Collected data:
####################

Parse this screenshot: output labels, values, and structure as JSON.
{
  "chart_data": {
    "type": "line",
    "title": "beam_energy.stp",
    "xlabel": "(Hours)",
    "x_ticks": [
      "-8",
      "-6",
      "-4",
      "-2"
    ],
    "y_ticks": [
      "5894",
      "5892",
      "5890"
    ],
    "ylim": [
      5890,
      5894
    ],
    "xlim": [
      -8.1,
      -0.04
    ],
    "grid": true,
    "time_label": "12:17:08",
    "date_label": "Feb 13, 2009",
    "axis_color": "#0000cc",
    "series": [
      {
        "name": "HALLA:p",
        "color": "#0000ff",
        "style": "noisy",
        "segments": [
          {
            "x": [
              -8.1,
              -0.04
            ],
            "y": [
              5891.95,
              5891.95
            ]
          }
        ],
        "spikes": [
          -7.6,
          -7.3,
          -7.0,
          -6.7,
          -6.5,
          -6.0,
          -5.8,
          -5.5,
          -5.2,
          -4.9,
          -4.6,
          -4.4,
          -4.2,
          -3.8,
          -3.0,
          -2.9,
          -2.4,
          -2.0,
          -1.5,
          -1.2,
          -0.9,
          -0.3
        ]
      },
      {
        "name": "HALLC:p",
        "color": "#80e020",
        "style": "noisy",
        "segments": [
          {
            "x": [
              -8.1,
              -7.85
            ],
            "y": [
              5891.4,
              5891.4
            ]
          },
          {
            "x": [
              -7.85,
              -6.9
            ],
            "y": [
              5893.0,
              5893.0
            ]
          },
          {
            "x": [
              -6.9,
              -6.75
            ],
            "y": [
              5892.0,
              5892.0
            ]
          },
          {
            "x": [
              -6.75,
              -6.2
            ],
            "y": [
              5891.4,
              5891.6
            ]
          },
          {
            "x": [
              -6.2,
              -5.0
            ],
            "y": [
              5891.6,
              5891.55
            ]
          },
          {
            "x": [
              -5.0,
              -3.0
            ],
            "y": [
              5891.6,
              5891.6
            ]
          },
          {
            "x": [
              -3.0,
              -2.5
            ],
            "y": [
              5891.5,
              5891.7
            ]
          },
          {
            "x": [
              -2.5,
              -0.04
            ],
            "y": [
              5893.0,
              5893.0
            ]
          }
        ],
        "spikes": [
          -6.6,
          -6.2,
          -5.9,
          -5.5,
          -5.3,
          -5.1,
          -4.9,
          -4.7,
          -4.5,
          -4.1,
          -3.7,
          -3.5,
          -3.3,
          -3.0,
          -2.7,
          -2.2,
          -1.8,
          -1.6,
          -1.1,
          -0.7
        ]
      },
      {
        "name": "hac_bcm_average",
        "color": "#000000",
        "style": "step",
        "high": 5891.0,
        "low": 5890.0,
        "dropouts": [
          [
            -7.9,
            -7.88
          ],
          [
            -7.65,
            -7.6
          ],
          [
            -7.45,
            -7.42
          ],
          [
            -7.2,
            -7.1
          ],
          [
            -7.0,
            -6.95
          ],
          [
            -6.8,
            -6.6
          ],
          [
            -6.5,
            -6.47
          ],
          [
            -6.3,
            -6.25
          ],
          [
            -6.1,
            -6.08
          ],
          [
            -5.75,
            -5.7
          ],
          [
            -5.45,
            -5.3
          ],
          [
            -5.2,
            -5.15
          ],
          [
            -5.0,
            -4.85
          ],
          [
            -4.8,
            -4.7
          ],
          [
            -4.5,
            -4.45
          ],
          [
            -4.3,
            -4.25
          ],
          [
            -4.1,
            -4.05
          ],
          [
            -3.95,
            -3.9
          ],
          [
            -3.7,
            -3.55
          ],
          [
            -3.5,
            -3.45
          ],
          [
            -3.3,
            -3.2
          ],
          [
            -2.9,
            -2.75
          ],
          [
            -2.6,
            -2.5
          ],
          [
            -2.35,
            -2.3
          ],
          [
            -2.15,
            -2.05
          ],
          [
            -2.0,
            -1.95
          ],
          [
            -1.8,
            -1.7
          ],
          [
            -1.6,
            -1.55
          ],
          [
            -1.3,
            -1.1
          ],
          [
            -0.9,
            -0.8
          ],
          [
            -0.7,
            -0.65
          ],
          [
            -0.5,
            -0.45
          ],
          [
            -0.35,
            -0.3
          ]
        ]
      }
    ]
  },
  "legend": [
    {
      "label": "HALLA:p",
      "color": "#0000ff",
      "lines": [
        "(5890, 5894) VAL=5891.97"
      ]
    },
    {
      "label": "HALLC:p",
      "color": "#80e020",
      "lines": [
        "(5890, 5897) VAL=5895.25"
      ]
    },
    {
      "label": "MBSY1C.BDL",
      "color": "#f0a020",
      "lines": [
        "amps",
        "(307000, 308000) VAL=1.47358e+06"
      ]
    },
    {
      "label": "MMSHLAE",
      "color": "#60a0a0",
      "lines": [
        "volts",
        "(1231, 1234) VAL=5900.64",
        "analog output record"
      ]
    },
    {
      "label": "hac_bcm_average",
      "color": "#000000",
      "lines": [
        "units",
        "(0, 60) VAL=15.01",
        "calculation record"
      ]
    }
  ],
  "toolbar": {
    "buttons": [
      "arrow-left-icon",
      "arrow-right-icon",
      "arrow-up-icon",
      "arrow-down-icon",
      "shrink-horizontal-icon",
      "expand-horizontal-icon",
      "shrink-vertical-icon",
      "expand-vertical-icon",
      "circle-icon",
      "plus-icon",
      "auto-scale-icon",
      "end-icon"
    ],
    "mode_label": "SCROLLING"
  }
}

####################

_Written exercise:_ Transcribe every entry verbatim.

_Worked answer:_
Parse this screenshot: output labels, values, and structure as JSON.
{
  "chart_data": {
    "type": "line",
    "title": "beam_energy.stp",
    "xlabel": "(Hours)",
    "x_ticks": [
      "-8",
      "-6",
      "-4",
      "-2"
    ],
    "y_ticks": [
      "5894",
      "5892",
      "5890"
    ],
    "ylim": [
      5890,
      5894
    ],
    "xlim": [
      -8.1,
      -0.04
    ],
    "grid": true,
    "time_label": "12:17:08",
    "date_label": "Feb 13, 2009",
    "axis_color": "#0000cc",
    "series": [
      {
        "name": "HALLA:p",
        "color": "#0000ff",
        "style": "noisy",
        "segments": [
          {
            "x": [
              -8.1,
              -0.04
            ],
            "y": [
              5891.95,
              5891.95
            ]
          }
        ],
        "spikes": [
          -7.6,
          -7.3,
          -7.0,
          -6.7,
          -6.5,
          -6.0,
          -5.8,
          -5.5,
          -5.2,
          -4.9,
          -4.6,
          -4.4,
          -4.2,
          -3.8,
          -3.0,
          -2.9,
          -2.4,
          -2.0,
          -1.5,
          -1.2,
          -0.9,
          -0.3
        ]
      },
      {
        "name": "HALLC:p",
        "color": "#80e020",
        "style": "noisy",
        "segments": [
          {
            "x": [
              -8.1,
              -7.85
            ],
            "y": [
              5891.4,
              5891.4
            ]
          },
          {
            "x": [
              -7.85,
              -6.9
            ],
            "y": [
              5893.0,
              5893.0
            ]
          },
          {
            "x": [
              -6.9,
              -6.75
            ],
            "y": [
              5892.0,
              5892.0
            ]
          },
          {
            "x": [
              -6.75,
              -6.2
            ],
            "y": [
              5891.4,
              5891.6
            ]
          },
          {
            "x": [
              -6.2,
              -5.0
            ],
            "y": [
              5891.6,
              5891.55
            ]
          },
          {
            "x": [
              -5.0,
              -3.0
            ],
            "y": [
              5891.6,
              5891.6
            ]
          },
          {
            "x": [
              -3.0,
              -2.5
            ],
            "y": [
              5891.5,
              5891.7
            ]
          },
          {
            "x": [
              -2.5,
              -0.04
            ],
            "y": [
              5893.0,
              5893.0
            ]
          }
        ],
        "spikes": [
          -6.6,
          -6.2,
          -5.9,
          -5.5,
          -5.3,
          -5.1,
          -4.9,
          -4.7,
          -4.5,
          -4.1,
          -3.7,
          -3.5,
          -3.3,
          -3.0,
          -2.7,
          -2.2,
          -1.8,
          -1.6,
          -1.1,
          -0.7
        ]
      },
      {
        "name": "hac_bcm_average",
        "color": "#000000",
        "style": "step",
        "high": 5891.0,
        "low": 5890.0,
        "dropouts": [
          [
            -7.9,
            -7.88
          ],
          [
            -7.65,
            -7.6
          ],
          [
            -7.45,
            -7.42
          ],
          [
            -7.2,
            -7.1
          ],
          [
            -7.0,
            -6.95
          ],
          [
            -6.8,
            -6.6
          ],
          [
            -6.5,
            -6.47
          ],
          [
            -6.3,
            -6.25
          ],
          [
            -6.1,
            -6.08
          ],
          [
            -5.75,
            -5.7
          ],
          [
            -5.45,
            -5.3
          ],
          [
            -5.2,
            -5.15
          ],
          [
            -5.0,
            -4.85
          ],
          [
            -4.8,
            -4.7
          ],
          [
            -4.5,
            -4.45
          ],
          [
            -4.3,
            -4.25
          ],
          [
            -4.1,
            -4.05
          ],
          [
            -3.95,
            -3.9
          ],
          [
            -3.7,
            -3.55
          ],
          [
            -3.5,
            -3.45
          ],
          [
            -3.3,
            -3.2
          ],
          [
            -2.9,
            -2.75
          ],
          [
            -2.6,
            -2.5
          ],
          [
            -2.35,
            -2.3
          ],
          [
            -2.15,
            -2.05
          ],
          [
            -2.0,
            -1.95
          ],
          [
            -1.8,
            -1.7
          ],
          [
            -1.6,
            -1.55
          ],
          [
            -1.3,
            -1.1
          ],
          [
            -0.9,
            -0.8
          ],
          [
            -0.7,
            -0.65
          ],
          [
            -0.5,
            -0.45
          ],
          [
            -0.35,
            -0.3
          ]
        ]
      }
    ]
  },
  "legend": [
    {
      "label": "HALLA:p",
      "color": "#0000ff",
      "lines": [
        "(5890, 5894) VAL=5891.97"
      ]
    },
    {
      "label": "HALLC:p",
      "color": "#80e020",
      "lines": [
        "(5890, 5897) VAL=5895.25"
      ]
    },
    {
      "label": "MBSY1C.BDL",
      "color": "#f0a020",
      "lines": [
        "amps",
        "(307000, 308000) VAL=1.47358e+06"
      ]
    },
    {
      "label": "MMSHLAE",
      "color": "#60a0a0",
      "lines": [
        "volts",
        "(1231, 1234) VAL=5900.64",
        "analog output record"
      ]
    },
    {
      "label": "hac_bcm_average",
      "color": "#000000",
      "lines": [
        "units",
        "(0, 60) VAL=15.01",
        "calculation record"
      ]
    }
  ],
  "toolbar": {
    "buttons": [
      "arrow-left-icon",
      "arrow-right-icon",
      "arrow-up-icon",
      "arrow-down-icon",
      "shrink-horizontal-icon",
      "expand-horizontal-icon",
      "shrink-vertical-icon",
      "expand-vertical-icon",
      "circle-icon",
      "plus-icon",
      "auto-scale-icon",
      "end-icon"
    ],
    "mode_label": "SCROLLING"
  }
}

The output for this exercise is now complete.